— begin DATA SHOWN —
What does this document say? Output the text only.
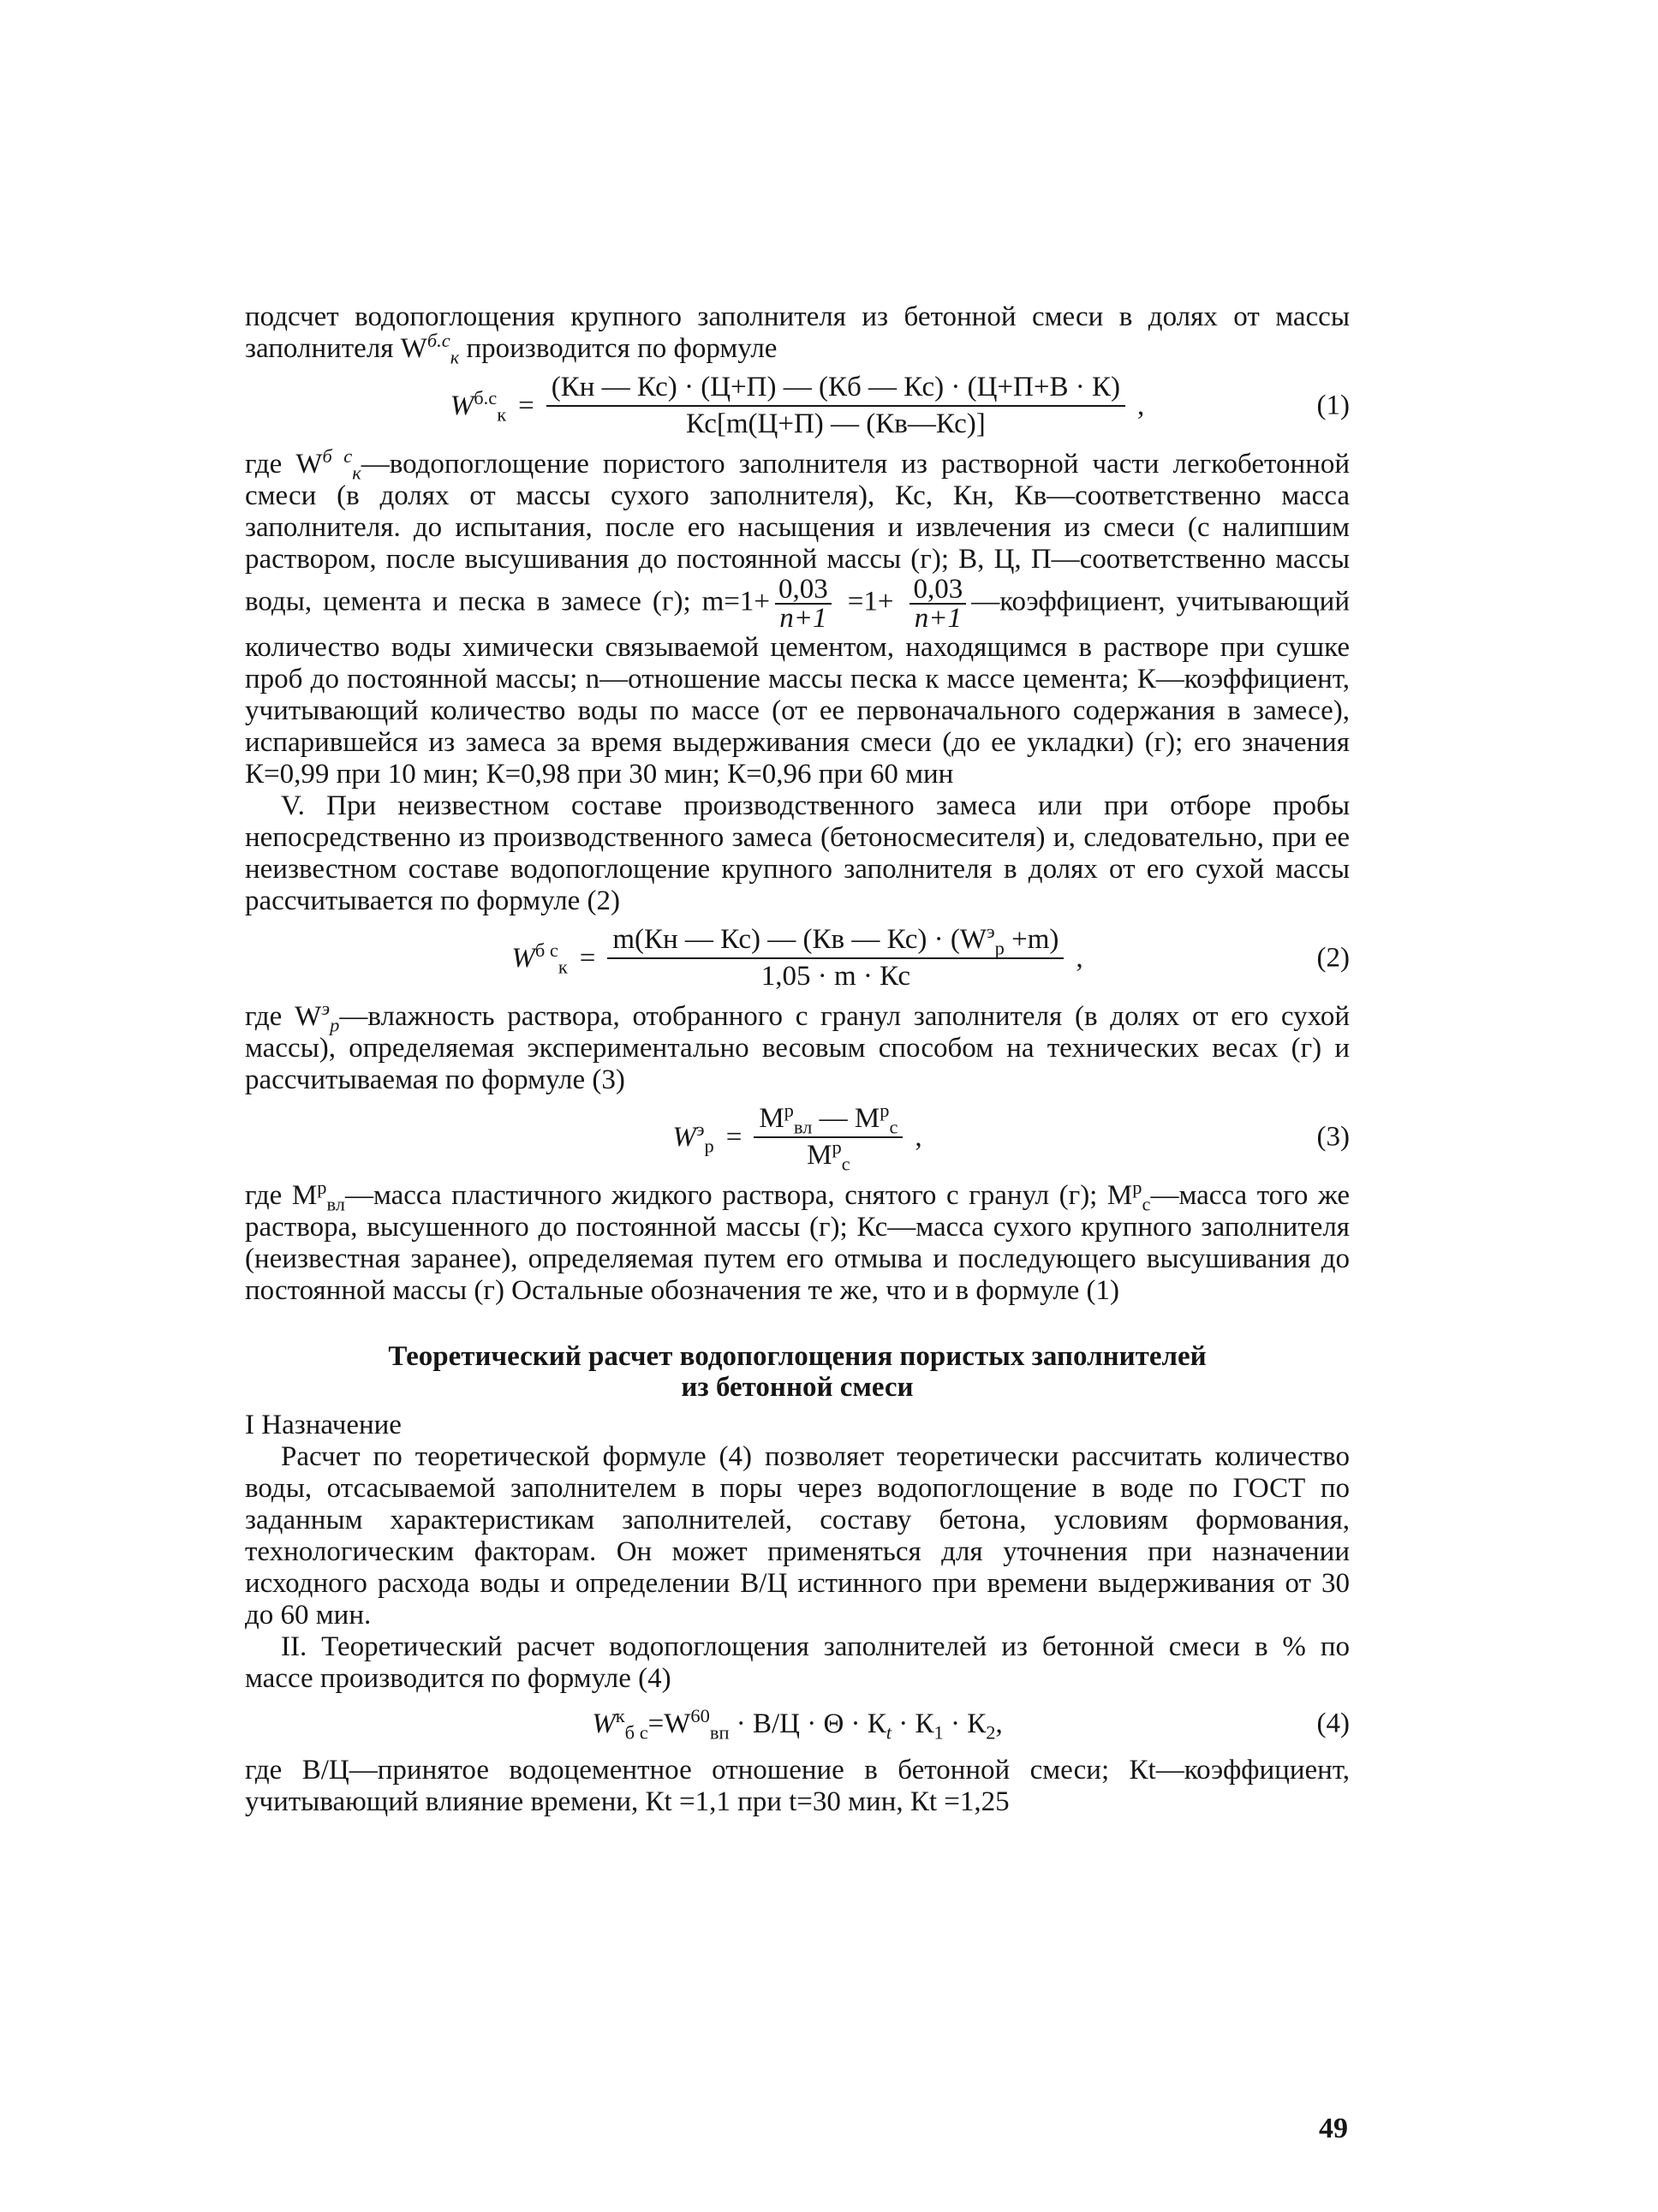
подсчет водопоглощения крупного заполнителя из бетонной смеси в долях от массы заполнителя $W^{б.с}_к$ производится по формуле

$W^{б.с}_к = \frac{(Кн — Кс) \cdot (Ц+П) — (Кб — Кс) \cdot (Ц+П+В \cdot К)}{Кс[m(Ц+П) — (Кв—Кс)]}$ ,	(1)

где $W^{б с}_к—водопоглощение$ пористого заполнителя из растворной части легкобетонной смеси (в долях от массы сухого заполнителя), Кс, Кн, Кв—соответственно масса заполнителя. до испытания, после его насыщения и извлечения из смеси (с налипшим раствором, после высушивания до постоянной массы (г); В, Ц, П—соответственно массы воды, цемента и песка в замесе (г); $m=1+ \frac{0,03}{n+1} =1+ \frac{0,03}{n+1}$ —коэффициент, учитывающий количество воды химически связываемой цементом, находящимся в растворе при сушке проб до постоянной массы; n—отношение массы песка к массе цемента; К—коэффициент, учитывающий количество воды по массе (от ее первоначального содержания в замесе), испарившейся из замеса за время выдерживания смеси (до ее укладки) (г); его значения К=0,99 при 10 мин; К=0,98 при 30 мин; К=0,96 при 60 мин

V. При неизвестном составе производственного замеса или при отборе пробы непосредственно из производственного замеса (бетоносмесителя) и, следовательно, при ее неизвестном составе водопоглощение крупного заполнителя в долях от его сухой массы рассчитывается по формуле (2)

$W^{б с}_к = \frac{m(Кн — Кс) — (Кв — Кс) \cdot (W^э_р +m)}{1,05 \cdot m \cdot Кс}$ ,	(2)

где $W^э_р—влажность$ раствора, отобранного с гранул заполнителя (в долях от его сухой массы), определяемая экспериментально весовым способом на технических весах (г) и рассчитываемая по формуле (3)

$W^э_р = \frac{М^р_{вл} — М^р_с}{М^р_с}$ ,	(3)

где $М^р_{вл}—масса$ пластичного жидкого раствора, снятого с гранул (г); $М^р_с—масса$ того же раствора, высушенного до постоянной массы (г); Кс—масса сухого крупного заполнителя (неизвестная заранее), определяемая путем его отмыва и последующего высушивания до постоянной массы (г) Остальные обозначения те же, что и в формуле (1)

Теоретический расчет водопоглощения пористых заполнителей
из бетонной смеси

I Назначение

Расчет по теоретической формуле (4) позволяет теоретически рассчитать количество воды, отсасываемой заполнителем в поры через водопоглощение в воде по ГОСТ по заданным характеристикам заполнителей, составу бетона, условиям формования, технологическим факторам. Он может применяться для уточнения при назначении исходного расхода воды и определении В/Ц истинного при времени выдерживания от 30 до 60 мин.

II. Теоретический расчет водопоглощения заполнителей из бетонной смеси в % по массе производится по формуле (4)

$W^к_{б с} =W^{60}_{вп} \cdot В/Ц \cdot \Theta \cdot К_t \cdot К_1 \cdot К_2$,	(4)

где В/Ц—принятое водоцементное отношение в бетонной смеси; Кt—коэффициент, учитывающий влияние времени, Кt =1,1 при t=30 мин, Кt =1,25

49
— end DATA SHOWN —
# WHAT YOU ARE ASKED TO DO
Omit every picture, and otherwise quote the entries exactly.

# RESPONSE TO THIS EXERCISE
What does this document say? Output the text only.
подсчет водопоглощения крупного заполнителя из бетонной смеси в долях от массы заполнителя $W^{б.с}_к$ производится по формуле

$W^{б.с}_к = \frac{(Кн — Кс) \cdot (Ц+П) — (Кб — Кс) \cdot (Ц+П+В \cdot К)}{Кс[m(Ц+П) — (Кв—Кс)]}$ ,	(1)

где $W^{б с}_к—водопоглощение$ пористого заполнителя из растворной части легкобетонной смеси (в долях от массы сухого заполнителя), Кс, Кн, Кв—соответственно масса заполнителя. до испытания, после его насыщения и извлечения из смеси (с налипшим раствором, после высушивания до постоянной массы (г); В, Ц, П—соответственно массы воды, цемента и песка в замесе (г); $m=1+ \frac{0,03}{n+1} =1+ \frac{0,03}{n+1}$ —коэффициент, учитывающий количество воды химически связываемой цементом, находящимся в растворе при сушке проб до постоянной массы; n—отношение массы песка к массе цемента; К—коэффициент, учитывающий количество воды по массе (от ее первоначального содержания в замесе), испарившейся из замеса за время выдерживания смеси (до ее укладки) (г); его значения К=0,99 при 10 мин; К=0,98 при 30 мин; К=0,96 при 60 мин

V. При неизвестном составе производственного замеса или при отборе пробы непосредственно из производственного замеса (бетоносмесителя) и, следовательно, при ее неизвестном составе водопоглощение крупного заполнителя в долях от его сухой массы рассчитывается по формуле (2)

$W^{б с}_к = \frac{m(Кн — Кс) — (Кв — Кс) \cdot (W^э_р +m)}{1,05 \cdot m \cdot Кс}$ ,	(2)

где $W^э_р—влажность$ раствора, отобранного с гранул заполнителя (в долях от его сухой массы), определяемая экспериментально весовым способом на технических весах (г) и рассчитываемая по формуле (3)

$W^э_р = \frac{М^р_{вл} — М^р_с}{М^р_с}$ ,	(3)

где $М^р_{вл}—масса$ пластичного жидкого раствора, снятого с гранул (г); $М^р_с—масса$ того же раствора, высушенного до постоянной массы (г); Кс—масса сухого крупного заполнителя (неизвестная заранее), определяемая путем его отмыва и последующего высушивания до постоянной массы (г) Остальные обозначения те же, что и в формуле (1)

Теоретический расчет водопоглощения пористых заполнителей
из бетонной смеси

I Назначение

Расчет по теоретической формуле (4) позволяет теоретически рассчитать количество воды, отсасываемой заполнителем в поры через водопоглощение в воде по ГОСТ по заданным характеристикам заполнителей, составу бетона, условиям формования, технологическим факторам. Он может применяться для уточнения при назначении исходного расхода воды и определении В/Ц истинного при времени выдерживания от 30 до 60 мин.

II. Теоретический расчет водопоглощения заполнителей из бетонной смеси в % по массе производится по формуле (4)

$W^к_{б с} =W^{60}_{вп} \cdot В/Ц \cdot \Theta \cdot К_t \cdot К_1 \cdot К_2$,	(4)

где В/Ц—принятое водоцементное отношение в бетонной смеси; Кt—коэффициент, учитывающий влияние времени, Кt =1,1 при t=30 мин, Кt =1,25

49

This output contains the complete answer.